-------- Items

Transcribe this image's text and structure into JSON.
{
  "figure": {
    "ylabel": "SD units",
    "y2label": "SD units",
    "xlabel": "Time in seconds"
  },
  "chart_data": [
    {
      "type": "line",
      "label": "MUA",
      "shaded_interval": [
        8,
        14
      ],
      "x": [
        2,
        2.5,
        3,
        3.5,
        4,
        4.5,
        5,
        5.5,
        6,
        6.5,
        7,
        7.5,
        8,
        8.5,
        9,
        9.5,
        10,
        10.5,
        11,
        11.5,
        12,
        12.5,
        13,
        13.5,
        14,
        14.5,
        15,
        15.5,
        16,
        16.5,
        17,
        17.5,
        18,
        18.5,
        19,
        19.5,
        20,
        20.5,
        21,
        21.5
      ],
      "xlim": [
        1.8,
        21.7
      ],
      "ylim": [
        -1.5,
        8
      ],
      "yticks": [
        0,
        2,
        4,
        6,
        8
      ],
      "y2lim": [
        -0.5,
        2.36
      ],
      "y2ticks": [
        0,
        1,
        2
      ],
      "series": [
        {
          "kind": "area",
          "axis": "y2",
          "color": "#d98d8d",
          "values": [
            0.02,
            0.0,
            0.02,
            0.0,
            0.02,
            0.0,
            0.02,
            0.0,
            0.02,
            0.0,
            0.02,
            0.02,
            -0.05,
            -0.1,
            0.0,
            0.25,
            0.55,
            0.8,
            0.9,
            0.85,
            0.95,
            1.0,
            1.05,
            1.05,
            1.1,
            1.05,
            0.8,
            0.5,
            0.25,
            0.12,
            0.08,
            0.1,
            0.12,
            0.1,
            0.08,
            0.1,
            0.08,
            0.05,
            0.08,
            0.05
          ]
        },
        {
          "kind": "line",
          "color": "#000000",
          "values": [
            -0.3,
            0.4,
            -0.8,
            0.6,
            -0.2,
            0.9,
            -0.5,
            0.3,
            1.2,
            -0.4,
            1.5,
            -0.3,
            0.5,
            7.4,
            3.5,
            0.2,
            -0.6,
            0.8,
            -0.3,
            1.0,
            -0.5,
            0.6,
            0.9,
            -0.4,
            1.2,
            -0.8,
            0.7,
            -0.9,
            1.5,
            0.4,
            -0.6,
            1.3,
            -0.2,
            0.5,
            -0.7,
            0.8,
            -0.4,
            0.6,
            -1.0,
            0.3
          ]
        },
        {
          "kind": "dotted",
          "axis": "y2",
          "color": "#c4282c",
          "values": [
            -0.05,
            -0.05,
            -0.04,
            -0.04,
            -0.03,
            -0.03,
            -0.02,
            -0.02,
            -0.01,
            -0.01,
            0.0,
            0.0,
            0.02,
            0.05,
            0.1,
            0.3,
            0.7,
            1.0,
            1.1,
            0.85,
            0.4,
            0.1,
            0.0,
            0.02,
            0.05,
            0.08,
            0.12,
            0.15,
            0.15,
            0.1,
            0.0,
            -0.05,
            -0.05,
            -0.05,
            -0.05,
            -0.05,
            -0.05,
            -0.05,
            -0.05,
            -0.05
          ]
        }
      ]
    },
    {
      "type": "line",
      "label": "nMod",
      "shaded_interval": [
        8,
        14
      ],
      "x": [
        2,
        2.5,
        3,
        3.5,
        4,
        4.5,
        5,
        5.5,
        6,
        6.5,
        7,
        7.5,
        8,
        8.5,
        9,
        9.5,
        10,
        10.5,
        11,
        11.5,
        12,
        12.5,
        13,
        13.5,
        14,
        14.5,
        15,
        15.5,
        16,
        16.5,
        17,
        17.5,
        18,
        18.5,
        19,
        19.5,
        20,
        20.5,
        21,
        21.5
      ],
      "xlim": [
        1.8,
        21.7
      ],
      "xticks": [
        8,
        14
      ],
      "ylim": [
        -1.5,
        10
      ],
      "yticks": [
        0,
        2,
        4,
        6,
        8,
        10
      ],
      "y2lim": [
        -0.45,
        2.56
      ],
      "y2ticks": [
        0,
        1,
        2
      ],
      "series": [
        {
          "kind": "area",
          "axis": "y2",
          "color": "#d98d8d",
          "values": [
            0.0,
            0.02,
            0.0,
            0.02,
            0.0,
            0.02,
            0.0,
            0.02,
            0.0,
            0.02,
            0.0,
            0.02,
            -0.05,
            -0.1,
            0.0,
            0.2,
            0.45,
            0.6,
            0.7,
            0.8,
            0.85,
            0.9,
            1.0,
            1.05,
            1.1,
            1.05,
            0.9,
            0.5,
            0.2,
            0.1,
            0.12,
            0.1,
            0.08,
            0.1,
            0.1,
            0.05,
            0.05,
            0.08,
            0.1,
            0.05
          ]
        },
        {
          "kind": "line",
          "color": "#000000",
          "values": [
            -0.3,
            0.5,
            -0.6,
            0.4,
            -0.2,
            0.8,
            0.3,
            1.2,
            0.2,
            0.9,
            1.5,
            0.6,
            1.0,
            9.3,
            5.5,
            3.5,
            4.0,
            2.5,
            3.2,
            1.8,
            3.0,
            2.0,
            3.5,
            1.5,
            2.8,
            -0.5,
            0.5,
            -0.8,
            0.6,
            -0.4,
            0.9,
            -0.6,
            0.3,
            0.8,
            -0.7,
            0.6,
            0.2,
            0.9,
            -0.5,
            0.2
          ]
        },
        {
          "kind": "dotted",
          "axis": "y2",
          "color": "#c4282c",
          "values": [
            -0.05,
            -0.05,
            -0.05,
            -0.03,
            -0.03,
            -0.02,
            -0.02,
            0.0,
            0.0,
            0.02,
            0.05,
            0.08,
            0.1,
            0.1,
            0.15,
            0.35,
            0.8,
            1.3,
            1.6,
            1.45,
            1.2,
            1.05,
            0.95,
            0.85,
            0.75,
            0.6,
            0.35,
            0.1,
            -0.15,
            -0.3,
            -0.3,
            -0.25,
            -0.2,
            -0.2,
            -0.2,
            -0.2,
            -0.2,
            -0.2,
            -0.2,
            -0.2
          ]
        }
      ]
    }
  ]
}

----------------

=== Instruction ===
Write out the data exactly as it stands.

=== Response to the exercise ===
Transcribe this image's text and structure into JSON.
{
  "figure": {
    "ylabel": "SD units",
    "y2label": "SD units",
    "xlabel": "Time in seconds"
  },
  "chart_data": [
    {
      "type": "line",
      "label": "MUA",
      "shaded_interval": [
        8,
        14
      ],
      "x": [
        2,
        2.5,
        3,
        3.5,
        4,
        4.5,
        5,
        5.5,
        6,
        6.5,
        7,
        7.5,
        8,
        8.5,
        9,
        9.5,
        10,
        10.5,
        11,
        11.5,
        12,
        12.5,
        13,
        13.5,
        14,
        14.5,
        15,
        15.5,
        16,
        16.5,
        17,
        17.5,
        18,
        18.5,
        19,
        19.5,
        20,
        20.5,
        21,
        21.5
      ],
      "xlim": [
        1.8,
        21.7
      ],
      "ylim": [
        -1.5,
        8
      ],
      "yticks": [
        0,
        2,
        4,
        6,
        8
      ],
      "y2lim": [
        -0.5,
        2.36
      ],
      "y2ticks": [
        0,
        1,
        2
      ],
      "series": [
        {
          "kind": "area",
          "axis": "y2",
          "color": "#d98d8d",
          "values": [
            0.02,
            0.0,
            0.02,
            0.0,
            0.02,
            0.0,
            0.02,
            0.0,
            0.02,
            0.0,
            0.02,
            0.02,
            -0.05,
            -0.1,
            0.0,
            0.25,
            0.55,
            0.8,
            0.9,
            0.85,
            0.95,
            1.0,
            1.05,
            1.05,
            1.1,
            1.05,
            0.8,
            0.5,
            0.25,
            0.12,
            0.08,
            0.1,
            0.12,
            0.1,
            0.08,
            0.1,
            0.08,
            0.05,
            0.08,
            0.05
          ]
        },
        {
          "kind": "line",
          "color": "#000000",
          "values": [
            -0.3,
            0.4,
            -0.8,
            0.6,
            -0.2,
            0.9,
            -0.5,
            0.3,
            1.2,
            -0.4,
            1.5,
            -0.3,
            0.5,
            7.4,
            3.5,
            0.2,
            -0.6,
            0.8,
            -0.3,
            1.0,
            -0.5,
            0.6,
            0.9,
            -0.4,
            1.2,
            -0.8,
            0.7,
            -0.9,
            1.5,
            0.4,
            -0.6,
            1.3,
            -0.2,
            0.5,
            -0.7,
            0.8,
            -0.4,
            0.6,
            -1.0,
            0.3
          ]
        },
        {
          "kind": "dotted",
          "axis": "y2",
          "color": "#c4282c",
          "values": [
            -0.05,
            -0.05,
            -0.04,
            -0.04,
            -0.03,
            -0.03,
            -0.02,
            -0.02,
            -0.01,
            -0.01,
            0.0,
            0.0,
            0.02,
            0.05,
            0.1,
            0.3,
            0.7,
            1.0,
            1.1,
            0.85,
            0.4,
            0.1,
            0.0,
            0.02,
            0.05,
            0.08,
            0.12,
            0.15,
            0.15,
            0.1,
            0.0,
            -0.05,
            -0.05,
            -0.05,
            -0.05,
            -0.05,
            -0.05,
            -0.05,
            -0.05,
            -0.05
          ]
        }
      ]
    },
    {
      "type": "line",
      "label": "nMod",
      "shaded_interval": [
        8,
        14
      ],
      "x": [
        2,
        2.5,
        3,
        3.5,
        4,
        4.5,
        5,
        5.5,
        6,
        6.5,
        7,
        7.5,
        8,
        8.5,
        9,
        9.5,
        10,
        10.5,
        11,
        11.5,
        12,
        12.5,
        13,
        13.5,
        14,
        14.5,
        15,
        15.5,
        16,
        16.5,
        17,
        17.5,
        18,
        18.5,
        19,
        19.5,
        20,
        20.5,
        21,
        21.5
      ],
      "xlim": [
        1.8,
        21.7
      ],
      "xticks": [
        8,
        14
      ],
      "ylim": [
        -1.5,
        10
      ],
      "yticks": [
        0,
        2,
        4,
        6,
        8,
        10
      ],
      "y2lim": [
        -0.45,
        2.56
      ],
      "y2ticks": [
        0,
        1,
        2
      ],
      "series": [
        {
          "kind": "area",
          "axis": "y2",
          "color": "#d98d8d",
          "values": [
            0.0,
            0.02,
            0.0,
            0.02,
            0.0,
            0.02,
            0.0,
            0.02,
            0.0,
            0.02,
            0.0,
            0.02,
            -0.05,
            -0.1,
            0.0,
            0.2,
            0.45,
            0.6,
            0.7,
            0.8,
            0.85,
            0.9,
            1.0,
            1.05,
            1.1,
            1.05,
            0.9,
            0.5,
            0.2,
            0.1,
            0.12,
            0.1,
            0.08,
            0.1,
            0.1,
            0.05,
            0.05,
            0.08,
            0.1,
            0.05
          ]
        },
        {
          "kind": "line",
          "color": "#000000",
          "values": [
            -0.3,
            0.5,
            -0.6,
            0.4,
            -0.2,
            0.8,
            0.3,
            1.2,
            0.2,
            0.9,
            1.5,
            0.6,
            1.0,
            9.3,
            5.5,
            3.5,
            4.0,
            2.5,
            3.2,
            1.8,
            3.0,
            2.0,
            3.5,
            1.5,
            2.8,
            -0.5,
            0.5,
            -0.8,
            0.6,
            -0.4,
            0.9,
            -0.6,
            0.3,
            0.8,
            -0.7,
            0.6,
            0.2,
            0.9,
            -0.5,
            0.2
          ]
        },
        {
          "kind": "dotted",
          "axis": "y2",
          "color": "#c4282c",
          "values": [
            -0.05,
            -0.05,
            -0.05,
            -0.03,
            -0.03,
            -0.02,
            -0.02,
            0.0,
            0.0,
            0.02,
            0.05,
            0.08,
            0.1,
            0.1,
            0.15,
            0.35,
            0.8,
            1.3,
            1.6,
            1.45,
            1.2,
            1.05,
            0.95,
            0.85,
            0.75,
            0.6,
            0.35,
            0.1,
            -0.15,
            -0.3,
            -0.3,
            -0.25,
            -0.2,
            -0.2,
            -0.2,
            -0.2,
            -0.2,
            -0.2,
            -0.2,
            -0.2
          ]
        }
      ]
    }
  ]
}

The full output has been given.